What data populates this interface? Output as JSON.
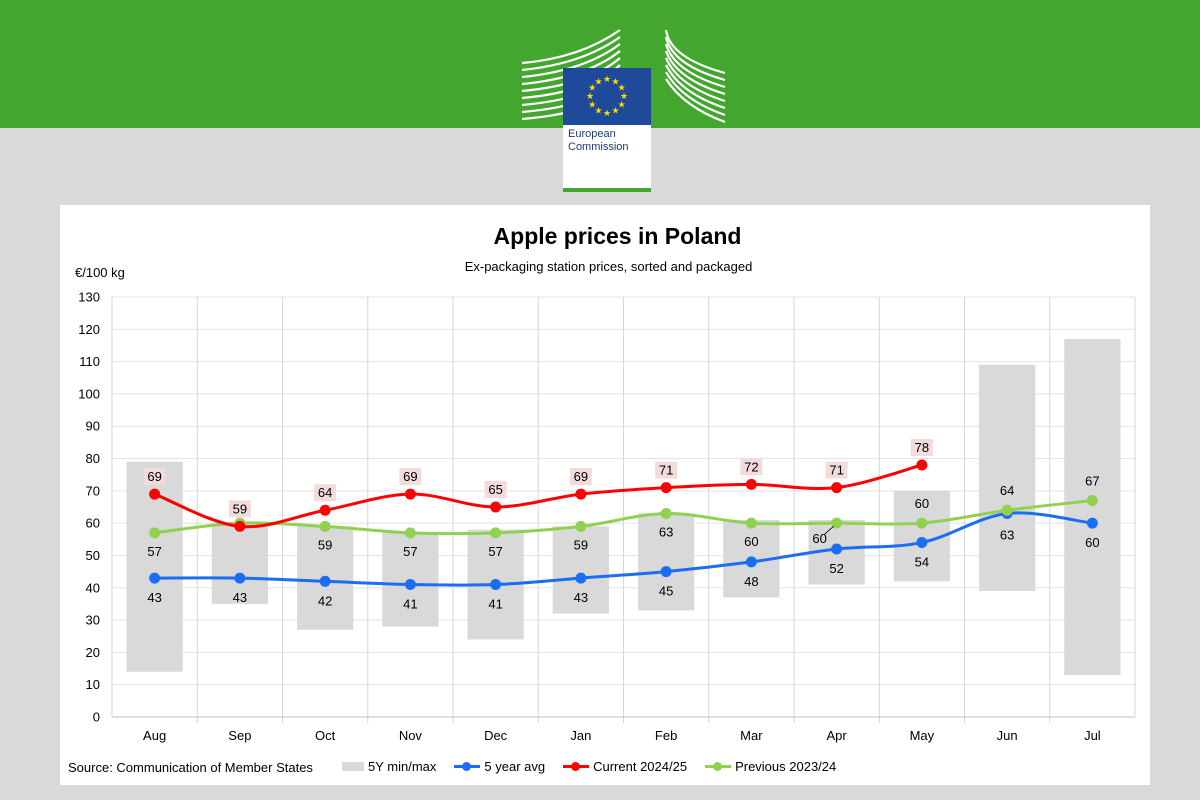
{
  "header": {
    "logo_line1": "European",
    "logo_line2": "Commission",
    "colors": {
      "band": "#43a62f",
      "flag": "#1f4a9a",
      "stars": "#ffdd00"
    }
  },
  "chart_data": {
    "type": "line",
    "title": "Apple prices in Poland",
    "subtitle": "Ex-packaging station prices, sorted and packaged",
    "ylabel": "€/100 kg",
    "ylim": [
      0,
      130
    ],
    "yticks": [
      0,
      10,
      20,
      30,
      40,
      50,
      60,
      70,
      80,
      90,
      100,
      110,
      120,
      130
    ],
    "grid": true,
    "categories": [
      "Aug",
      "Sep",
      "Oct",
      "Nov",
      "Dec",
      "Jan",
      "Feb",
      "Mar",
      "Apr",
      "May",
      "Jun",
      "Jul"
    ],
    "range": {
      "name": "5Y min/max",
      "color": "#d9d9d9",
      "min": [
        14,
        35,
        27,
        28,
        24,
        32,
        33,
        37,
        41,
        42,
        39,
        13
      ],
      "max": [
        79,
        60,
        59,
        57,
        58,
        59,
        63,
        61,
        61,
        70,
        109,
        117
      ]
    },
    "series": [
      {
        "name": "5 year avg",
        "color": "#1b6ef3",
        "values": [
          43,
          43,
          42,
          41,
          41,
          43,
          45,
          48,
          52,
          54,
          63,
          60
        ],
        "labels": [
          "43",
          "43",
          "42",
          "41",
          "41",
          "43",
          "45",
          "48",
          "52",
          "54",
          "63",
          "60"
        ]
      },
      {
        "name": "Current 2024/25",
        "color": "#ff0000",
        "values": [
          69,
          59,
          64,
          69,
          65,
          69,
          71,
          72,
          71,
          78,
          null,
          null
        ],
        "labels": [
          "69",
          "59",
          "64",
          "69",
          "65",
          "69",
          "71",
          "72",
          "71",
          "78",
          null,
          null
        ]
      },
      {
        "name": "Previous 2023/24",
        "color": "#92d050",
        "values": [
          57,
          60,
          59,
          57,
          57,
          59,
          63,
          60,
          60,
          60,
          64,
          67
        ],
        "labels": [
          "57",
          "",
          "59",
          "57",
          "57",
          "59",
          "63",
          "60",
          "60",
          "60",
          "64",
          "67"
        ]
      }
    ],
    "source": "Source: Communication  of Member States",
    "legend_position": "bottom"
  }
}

* * * *

Copy out each record shown above without alteration, skipping any picture.

◆ **REPLY**
What data populates this interface? Output as JSON.
{
  "header": {
    "logo_line1": "European",
    "logo_line2": "Commission",
    "colors": {
      "band": "#43a62f",
      "flag": "#1f4a9a",
      "stars": "#ffdd00"
    }
  },
  "chart_data": {
    "type": "line",
    "title": "Apple prices in Poland",
    "subtitle": "Ex-packaging station prices, sorted and packaged",
    "ylabel": "€/100 kg",
    "ylim": [
      0,
      130
    ],
    "yticks": [
      0,
      10,
      20,
      30,
      40,
      50,
      60,
      70,
      80,
      90,
      100,
      110,
      120,
      130
    ],
    "grid": true,
    "categories": [
      "Aug",
      "Sep",
      "Oct",
      "Nov",
      "Dec",
      "Jan",
      "Feb",
      "Mar",
      "Apr",
      "May",
      "Jun",
      "Jul"
    ],
    "range": {
      "name": "5Y min/max",
      "color": "#d9d9d9",
      "min": [
        14,
        35,
        27,
        28,
        24,
        32,
        33,
        37,
        41,
        42,
        39,
        13
      ],
      "max": [
        79,
        60,
        59,
        57,
        58,
        59,
        63,
        61,
        61,
        70,
        109,
        117
      ]
    },
    "series": [
      {
        "name": "5 year avg",
        "color": "#1b6ef3",
        "values": [
          43,
          43,
          42,
          41,
          41,
          43,
          45,
          48,
          52,
          54,
          63,
          60
        ],
        "labels": [
          "43",
          "43",
          "42",
          "41",
          "41",
          "43",
          "45",
          "48",
          "52",
          "54",
          "63",
          "60"
        ]
      },
      {
        "name": "Current 2024/25",
        "color": "#ff0000",
        "values": [
          69,
          59,
          64,
          69,
          65,
          69,
          71,
          72,
          71,
          78,
          null,
          null
        ],
        "labels": [
          "69",
          "59",
          "64",
          "69",
          "65",
          "69",
          "71",
          "72",
          "71",
          "78",
          null,
          null
        ]
      },
      {
        "name": "Previous 2023/24",
        "color": "#92d050",
        "values": [
          57,
          60,
          59,
          57,
          57,
          59,
          63,
          60,
          60,
          60,
          64,
          67
        ],
        "labels": [
          "57",
          "",
          "59",
          "57",
          "57",
          "59",
          "63",
          "60",
          "60",
          "60",
          "64",
          "67"
        ]
      }
    ],
    "source": "Source: Communication  of Member States",
    "legend_position": "bottom"
  }
}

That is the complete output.